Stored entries

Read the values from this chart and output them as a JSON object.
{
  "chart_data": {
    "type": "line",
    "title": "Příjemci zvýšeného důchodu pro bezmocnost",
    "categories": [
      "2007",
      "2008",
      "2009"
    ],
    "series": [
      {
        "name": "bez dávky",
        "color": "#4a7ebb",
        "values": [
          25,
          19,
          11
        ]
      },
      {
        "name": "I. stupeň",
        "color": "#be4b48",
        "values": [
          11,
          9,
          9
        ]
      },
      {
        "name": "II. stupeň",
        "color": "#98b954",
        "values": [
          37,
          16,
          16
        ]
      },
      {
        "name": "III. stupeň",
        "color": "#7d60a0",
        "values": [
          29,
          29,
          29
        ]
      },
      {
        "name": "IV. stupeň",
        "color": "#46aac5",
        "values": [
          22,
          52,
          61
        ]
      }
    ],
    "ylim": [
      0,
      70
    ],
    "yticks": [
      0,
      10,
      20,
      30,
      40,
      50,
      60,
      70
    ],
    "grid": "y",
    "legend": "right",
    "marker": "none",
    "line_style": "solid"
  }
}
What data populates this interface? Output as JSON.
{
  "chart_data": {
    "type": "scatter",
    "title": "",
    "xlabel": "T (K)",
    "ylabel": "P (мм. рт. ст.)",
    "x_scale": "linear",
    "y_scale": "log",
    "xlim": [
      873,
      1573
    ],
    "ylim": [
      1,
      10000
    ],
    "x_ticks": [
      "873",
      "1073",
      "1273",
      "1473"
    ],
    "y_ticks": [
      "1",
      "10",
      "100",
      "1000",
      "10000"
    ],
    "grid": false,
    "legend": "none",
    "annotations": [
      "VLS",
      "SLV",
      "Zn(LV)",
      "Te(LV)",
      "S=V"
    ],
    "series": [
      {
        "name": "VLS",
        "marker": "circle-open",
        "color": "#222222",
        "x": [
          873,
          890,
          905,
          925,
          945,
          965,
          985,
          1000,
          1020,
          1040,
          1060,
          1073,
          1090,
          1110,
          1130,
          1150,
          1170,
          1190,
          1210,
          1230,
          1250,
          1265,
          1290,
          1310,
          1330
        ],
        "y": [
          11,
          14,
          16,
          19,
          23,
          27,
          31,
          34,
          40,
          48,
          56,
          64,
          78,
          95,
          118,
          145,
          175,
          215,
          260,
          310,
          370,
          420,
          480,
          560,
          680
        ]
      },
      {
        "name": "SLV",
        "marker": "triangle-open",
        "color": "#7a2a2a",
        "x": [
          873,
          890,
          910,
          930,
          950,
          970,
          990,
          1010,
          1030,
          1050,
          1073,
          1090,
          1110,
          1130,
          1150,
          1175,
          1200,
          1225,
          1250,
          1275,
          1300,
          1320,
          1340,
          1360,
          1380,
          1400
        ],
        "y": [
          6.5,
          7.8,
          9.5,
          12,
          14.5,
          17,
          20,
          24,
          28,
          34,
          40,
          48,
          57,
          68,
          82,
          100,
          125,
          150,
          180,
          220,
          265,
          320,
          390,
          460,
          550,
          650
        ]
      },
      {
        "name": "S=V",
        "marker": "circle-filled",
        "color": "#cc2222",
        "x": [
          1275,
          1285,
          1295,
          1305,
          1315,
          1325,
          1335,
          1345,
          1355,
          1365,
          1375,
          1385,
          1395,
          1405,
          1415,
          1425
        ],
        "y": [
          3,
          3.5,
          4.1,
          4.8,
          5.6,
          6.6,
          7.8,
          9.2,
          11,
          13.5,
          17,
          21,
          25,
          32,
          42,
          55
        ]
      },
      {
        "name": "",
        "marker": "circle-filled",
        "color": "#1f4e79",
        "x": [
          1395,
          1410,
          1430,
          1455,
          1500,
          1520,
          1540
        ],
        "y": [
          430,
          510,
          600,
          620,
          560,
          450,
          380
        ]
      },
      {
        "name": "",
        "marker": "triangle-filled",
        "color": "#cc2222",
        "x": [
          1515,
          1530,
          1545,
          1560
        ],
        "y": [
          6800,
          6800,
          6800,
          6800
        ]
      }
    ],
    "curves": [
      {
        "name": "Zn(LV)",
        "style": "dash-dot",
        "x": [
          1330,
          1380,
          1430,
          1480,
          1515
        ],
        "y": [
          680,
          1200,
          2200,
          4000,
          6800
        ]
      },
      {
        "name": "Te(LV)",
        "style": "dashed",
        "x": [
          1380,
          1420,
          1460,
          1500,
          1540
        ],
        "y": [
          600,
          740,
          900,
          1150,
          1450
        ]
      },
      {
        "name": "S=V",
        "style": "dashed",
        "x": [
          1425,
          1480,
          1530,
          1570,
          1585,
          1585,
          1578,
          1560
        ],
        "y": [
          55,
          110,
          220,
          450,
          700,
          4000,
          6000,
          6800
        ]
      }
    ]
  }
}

◆ **Exercise**: Each of the records should be retyped exactly.

◆ **Finished task**:
Read the values from this chart and output them as a JSON object.
{
  "chart_data": {
    "type": "line",
    "title": "Příjemci zvýšeného důchodu pro bezmocnost",
    "categories": [
      "2007",
      "2008",
      "2009"
    ],
    "series": [
      {
        "name": "bez dávky",
        "color": "#4a7ebb",
        "values": [
          25,
          19,
          11
        ]
      },
      {
        "name": "I. stupeň",
        "color": "#be4b48",
        "values": [
          11,
          9,
          9
        ]
      },
      {
        "name": "II. stupeň",
        "color": "#98b954",
        "values": [
          37,
          16,
          16
        ]
      },
      {
        "name": "III. stupeň",
        "color": "#7d60a0",
        "values": [
          29,
          29,
          29
        ]
      },
      {
        "name": "IV. stupeň",
        "color": "#46aac5",
        "values": [
          22,
          52,
          61
        ]
      }
    ],
    "ylim": [
      0,
      70
    ],
    "yticks": [
      0,
      10,
      20,
      30,
      40,
      50,
      60,
      70
    ],
    "grid": "y",
    "legend": "right",
    "marker": "none",
    "line_style": "solid"
  }
}
What data populates this interface? Output as JSON.
{
  "chart_data": {
    "type": "scatter",
    "title": "",
    "xlabel": "T (K)",
    "ylabel": "P (мм. рт. ст.)",
    "x_scale": "linear",
    "y_scale": "log",
    "xlim": [
      873,
      1573
    ],
    "ylim": [
      1,
      10000
    ],
    "x_ticks": [
      "873",
      "1073",
      "1273",
      "1473"
    ],
    "y_ticks": [
      "1",
      "10",
      "100",
      "1000",
      "10000"
    ],
    "grid": false,
    "legend": "none",
    "annotations": [
      "VLS",
      "SLV",
      "Zn(LV)",
      "Te(LV)",
      "S=V"
    ],
    "series": [
      {
        "name": "VLS",
        "marker": "circle-open",
        "color": "#222222",
        "x": [
          873,
          890,
          905,
          925,
          945,
          965,
          985,
          1000,
          1020,
          1040,
          1060,
          1073,
          1090,
          1110,
          1130,
          1150,
          1170,
          1190,
          1210,
          1230,
          1250,
          1265,
          1290,
          1310,
          1330
        ],
        "y": [
          11,
          14,
          16,
          19,
          23,
          27,
          31,
          34,
          40,
          48,
          56,
          64,
          78,
          95,
          118,
          145,
          175,
          215,
          260,
          310,
          370,
          420,
          480,
          560,
          680
        ]
      },
      {
        "name": "SLV",
        "marker": "triangle-open",
        "color": "#7a2a2a",
        "x": [
          873,
          890,
          910,
          930,
          950,
          970,
          990,
          1010,
          1030,
          1050,
          1073,
          1090,
          1110,
          1130,
          1150,
          1175,
          1200,
          1225,
          1250,
          1275,
          1300,
          1320,
          1340,
          1360,
          1380,
          1400
        ],
        "y": [
          6.5,
          7.8,
          9.5,
          12,
          14.5,
          17,
          20,
          24,
          28,
          34,
          40,
          48,
          57,
          68,
          82,
          100,
          125,
          150,
          180,
          220,
          265,
          320,
          390,
          460,
          550,
          650
        ]
      },
      {
        "name": "S=V",
        "marker": "circle-filled",
        "color": "#cc2222",
        "x": [
          1275,
          1285,
          1295,
          1305,
          1315,
          1325,
          1335,
          1345,
          1355,
          1365,
          1375,
          1385,
          1395,
          1405,
          1415,
          1425
        ],
        "y": [
          3,
          3.5,
          4.1,
          4.8,
          5.6,
          6.6,
          7.8,
          9.2,
          11,
          13.5,
          17,
          21,
          25,
          32,
          42,
          55
        ]
      },
      {
        "name": "",
        "marker": "circle-filled",
        "color": "#1f4e79",
        "x": [
          1395,
          1410,
          1430,
          1455,
          1500,
          1520,
          1540
        ],
        "y": [
          430,
          510,
          600,
          620,
          560,
          450,
          380
        ]
      },
      {
        "name": "",
        "marker": "triangle-filled",
        "color": "#cc2222",
        "x": [
          1515,
          1530,
          1545,
          1560
        ],
        "y": [
          6800,
          6800,
          6800,
          6800
        ]
      }
    ],
    "curves": [
      {
        "name": "Zn(LV)",
        "style": "dash-dot",
        "x": [
          1330,
          1380,
          1430,
          1480,
          1515
        ],
        "y": [
          680,
          1200,
          2200,
          4000,
          6800
        ]
      },
      {
        "name": "Te(LV)",
        "style": "dashed",
        "x": [
          1380,
          1420,
          1460,
          1500,
          1540
        ],
        "y": [
          600,
          740,
          900,
          1150,
          1450
        ]
      },
      {
        "name": "S=V",
        "style": "dashed",
        "x": [
          1425,
          1480,
          1530,
          1570,
          1585,
          1585,
          1578,
          1560
        ],
        "y": [
          55,
          110,
          220,
          450,
          700,
          4000,
          6000,
          6800
        ]
      }
    ]
  }
}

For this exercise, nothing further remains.